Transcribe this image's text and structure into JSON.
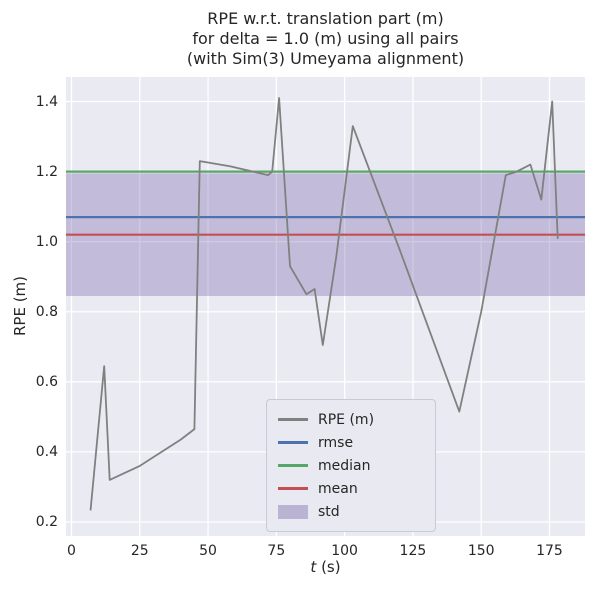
{
  "title": {
    "line1": "RPE w.r.t. translation part (m)",
    "line2": "for delta = 1.0 (m) using all pairs",
    "line3": "(with Sim(3) Umeyama alignment)"
  },
  "chart_data": {
    "type": "line",
    "title": "RPE w.r.t. translation part (m)\nfor delta = 1.0 (m) using all pairs\n(with Sim(3) Umeyama alignment)",
    "xlabel": "t (s)",
    "xlabel_var": "t",
    "xlabel_unit": "(s)",
    "ylabel": "RPE (m)",
    "xlim": [
      -2,
      188
    ],
    "ylim": [
      0.16,
      1.47
    ],
    "xticks": [
      0,
      25,
      50,
      75,
      100,
      125,
      150,
      175
    ],
    "yticks": [
      0.2,
      0.4,
      0.6,
      0.8,
      1.0,
      1.2,
      1.4
    ],
    "grid": true,
    "grid_color": "#ffffff",
    "axes_background": "#EAEAF2",
    "series": [
      {
        "name": "RPE (m)",
        "color": "#808080",
        "points": [
          [
            7,
            0.235
          ],
          [
            12,
            0.645
          ],
          [
            14,
            0.32
          ],
          [
            25,
            0.36
          ],
          [
            33,
            0.4
          ],
          [
            40,
            0.435
          ],
          [
            45,
            0.465
          ],
          [
            47,
            1.23
          ],
          [
            58,
            1.215
          ],
          [
            72,
            1.19
          ],
          [
            73.5,
            1.2
          ],
          [
            76,
            1.41
          ],
          [
            80,
            0.93
          ],
          [
            86,
            0.85
          ],
          [
            89,
            0.865
          ],
          [
            92,
            0.705
          ],
          [
            97,
            0.96
          ],
          [
            103,
            1.33
          ],
          [
            120,
            0.98
          ],
          [
            142,
            0.515
          ],
          [
            150,
            0.8
          ],
          [
            159,
            1.19
          ],
          [
            163,
            1.2
          ],
          [
            168,
            1.22
          ],
          [
            172,
            1.12
          ],
          [
            176,
            1.4
          ],
          [
            178,
            1.01
          ]
        ]
      }
    ],
    "stat_lines": [
      {
        "name": "rmse",
        "value": 1.07,
        "color": "#4C72B0"
      },
      {
        "name": "median",
        "value": 1.2,
        "color": "#55A868"
      },
      {
        "name": "mean",
        "value": 1.02,
        "color": "#C44E52"
      }
    ],
    "std_band": {
      "name": "std",
      "low": 0.845,
      "high": 1.195,
      "color": "#8172B2",
      "alpha": 0.38
    },
    "legend": {
      "position": "lower center",
      "entries": [
        {
          "label": "RPE (m)",
          "kind": "line",
          "color": "#808080"
        },
        {
          "label": "rmse",
          "kind": "line",
          "color": "#4C72B0"
        },
        {
          "label": "median",
          "kind": "line",
          "color": "#55A868"
        },
        {
          "label": "mean",
          "kind": "line",
          "color": "#C44E52"
        },
        {
          "label": "std",
          "kind": "patch",
          "color": "#8172B2"
        }
      ]
    }
  }
}
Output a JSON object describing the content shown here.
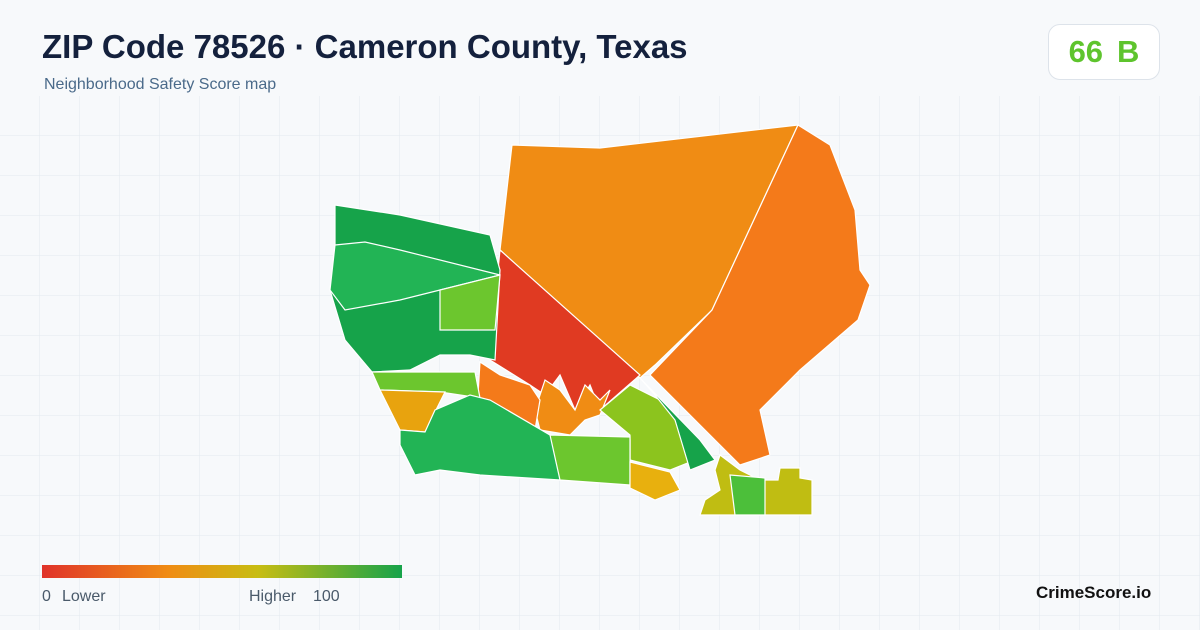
{
  "header": {
    "title": "ZIP Code 78526 · Cameron County, Texas",
    "subtitle": "Neighborhood Safety Score map"
  },
  "score": {
    "value": 66,
    "grade": "B"
  },
  "legend": {
    "min": 0,
    "min_label": "Lower",
    "max_label": "Higher",
    "max": 100
  },
  "brand": "CrimeScore.io"
}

# # # # # # #

Work required = The records shown above are to be repeated exactly, with the pictures left out.

Written response =
Transcribe this image's text and structure into JSON.
{
  "title": {
    "line1": "RPE w.r.t. translation part (m)",
    "line2": "for delta = 1.0 (m) using all pairs",
    "line3": "(with Sim(3) Umeyama alignment)"
  },
  "chart_data": {
    "type": "line",
    "title": "RPE w.r.t. translation part (m)\nfor delta = 1.0 (m) using all pairs\n(with Sim(3) Umeyama alignment)",
    "xlabel": "t (s)",
    "xlabel_var": "t",
    "xlabel_unit": "(s)",
    "ylabel": "RPE (m)",
    "xlim": [
      -2,
      188
    ],
    "ylim": [
      0.16,
      1.47
    ],
    "xticks": [
      0,
      25,
      50,
      75,
      100,
      125,
      150,
      175
    ],
    "yticks": [
      0.2,
      0.4,
      0.6,
      0.8,
      1.0,
      1.2,
      1.4
    ],
    "grid": true,
    "grid_color": "#ffffff",
    "axes_background": "#EAEAF2",
    "series": [
      {
        "name": "RPE (m)",
        "color": "#808080",
        "points": [
          [
            7,
            0.235
          ],
          [
            12,
            0.645
          ],
          [
            14,
            0.32
          ],
          [
            25,
            0.36
          ],
          [
            33,
            0.4
          ],
          [
            40,
            0.435
          ],
          [
            45,
            0.465
          ],
          [
            47,
            1.23
          ],
          [
            58,
            1.215
          ],
          [
            72,
            1.19
          ],
          [
            73.5,
            1.2
          ],
          [
            76,
            1.41
          ],
          [
            80,
            0.93
          ],
          [
            86,
            0.85
          ],
          [
            89,
            0.865
          ],
          [
            92,
            0.705
          ],
          [
            97,
            0.96
          ],
          [
            103,
            1.33
          ],
          [
            120,
            0.98
          ],
          [
            142,
            0.515
          ],
          [
            150,
            0.8
          ],
          [
            159,
            1.19
          ],
          [
            163,
            1.2
          ],
          [
            168,
            1.22
          ],
          [
            172,
            1.12
          ],
          [
            176,
            1.4
          ],
          [
            178,
            1.01
          ]
        ]
      }
    ],
    "stat_lines": [
      {
        "name": "rmse",
        "value": 1.07,
        "color": "#4C72B0"
      },
      {
        "name": "median",
        "value": 1.2,
        "color": "#55A868"
      },
      {
        "name": "mean",
        "value": 1.02,
        "color": "#C44E52"
      }
    ],
    "std_band": {
      "name": "std",
      "low": 0.845,
      "high": 1.195,
      "color": "#8172B2",
      "alpha": 0.38
    },
    "legend": {
      "position": "lower center",
      "entries": [
        {
          "label": "RPE (m)",
          "kind": "line",
          "color": "#808080"
        },
        {
          "label": "rmse",
          "kind": "line",
          "color": "#4C72B0"
        },
        {
          "label": "median",
          "kind": "line",
          "color": "#55A868"
        },
        {
          "label": "mean",
          "kind": "line",
          "color": "#C44E52"
        },
        {
          "label": "std",
          "kind": "patch",
          "color": "#8172B2"
        }
      ]
    }
  }
}
Output a JSON object describing the content shown here.
{
  "header": {
    "title": "ZIP Code 78526 · Cameron County, Texas",
    "subtitle": "Neighborhood Safety Score map"
  },
  "score": {
    "value": 66,
    "grade": "B"
  },
  "legend": {
    "min": 0,
    "min_label": "Lower",
    "max_label": "Higher",
    "max": 100
  },
  "brand": "CrimeScore.io"
}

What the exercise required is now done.